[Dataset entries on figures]
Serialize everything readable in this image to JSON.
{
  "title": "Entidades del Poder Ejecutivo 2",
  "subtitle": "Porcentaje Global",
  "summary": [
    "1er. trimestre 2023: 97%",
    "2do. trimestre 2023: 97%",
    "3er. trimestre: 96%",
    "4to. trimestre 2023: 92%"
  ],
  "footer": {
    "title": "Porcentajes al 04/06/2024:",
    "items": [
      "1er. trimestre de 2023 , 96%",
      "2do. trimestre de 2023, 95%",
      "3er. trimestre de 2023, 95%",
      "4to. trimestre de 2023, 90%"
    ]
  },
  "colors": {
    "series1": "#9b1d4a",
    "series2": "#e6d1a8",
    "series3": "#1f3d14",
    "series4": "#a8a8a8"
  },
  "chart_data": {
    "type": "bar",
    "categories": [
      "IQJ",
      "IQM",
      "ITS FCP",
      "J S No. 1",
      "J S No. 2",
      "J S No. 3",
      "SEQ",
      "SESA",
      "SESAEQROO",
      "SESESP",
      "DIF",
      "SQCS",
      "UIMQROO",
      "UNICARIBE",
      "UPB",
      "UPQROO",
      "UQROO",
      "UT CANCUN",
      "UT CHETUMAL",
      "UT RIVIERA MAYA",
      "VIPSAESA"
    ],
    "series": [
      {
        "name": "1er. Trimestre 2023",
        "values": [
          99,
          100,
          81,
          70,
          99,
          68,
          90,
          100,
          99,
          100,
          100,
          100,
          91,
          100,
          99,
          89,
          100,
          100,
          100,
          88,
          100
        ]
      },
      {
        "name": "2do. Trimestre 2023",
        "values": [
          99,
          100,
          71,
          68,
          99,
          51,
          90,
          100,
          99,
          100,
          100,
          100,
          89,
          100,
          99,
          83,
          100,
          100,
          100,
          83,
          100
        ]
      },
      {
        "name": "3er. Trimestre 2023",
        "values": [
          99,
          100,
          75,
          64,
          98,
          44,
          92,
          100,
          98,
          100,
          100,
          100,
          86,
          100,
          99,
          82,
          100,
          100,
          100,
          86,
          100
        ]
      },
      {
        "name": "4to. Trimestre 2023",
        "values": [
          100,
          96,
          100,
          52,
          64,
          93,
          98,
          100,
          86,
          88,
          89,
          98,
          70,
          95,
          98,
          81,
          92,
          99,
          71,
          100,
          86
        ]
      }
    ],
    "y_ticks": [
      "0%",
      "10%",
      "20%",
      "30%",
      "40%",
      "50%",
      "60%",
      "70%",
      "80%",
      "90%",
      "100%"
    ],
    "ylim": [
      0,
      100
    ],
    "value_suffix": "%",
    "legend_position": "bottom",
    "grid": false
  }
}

■ **WHAT THE EXERCISE ASKS**: Search the data for the word "name" and copy each line where it appears.

■ **RESPONSE TO THIS EXERCISE**:
        "name": "1er. Trimestre 2023",
        "name": "2do. Trimestre 2023",
        "name": "3er. Trimestre 2023",
        "name": "4to. Trimestre 2023",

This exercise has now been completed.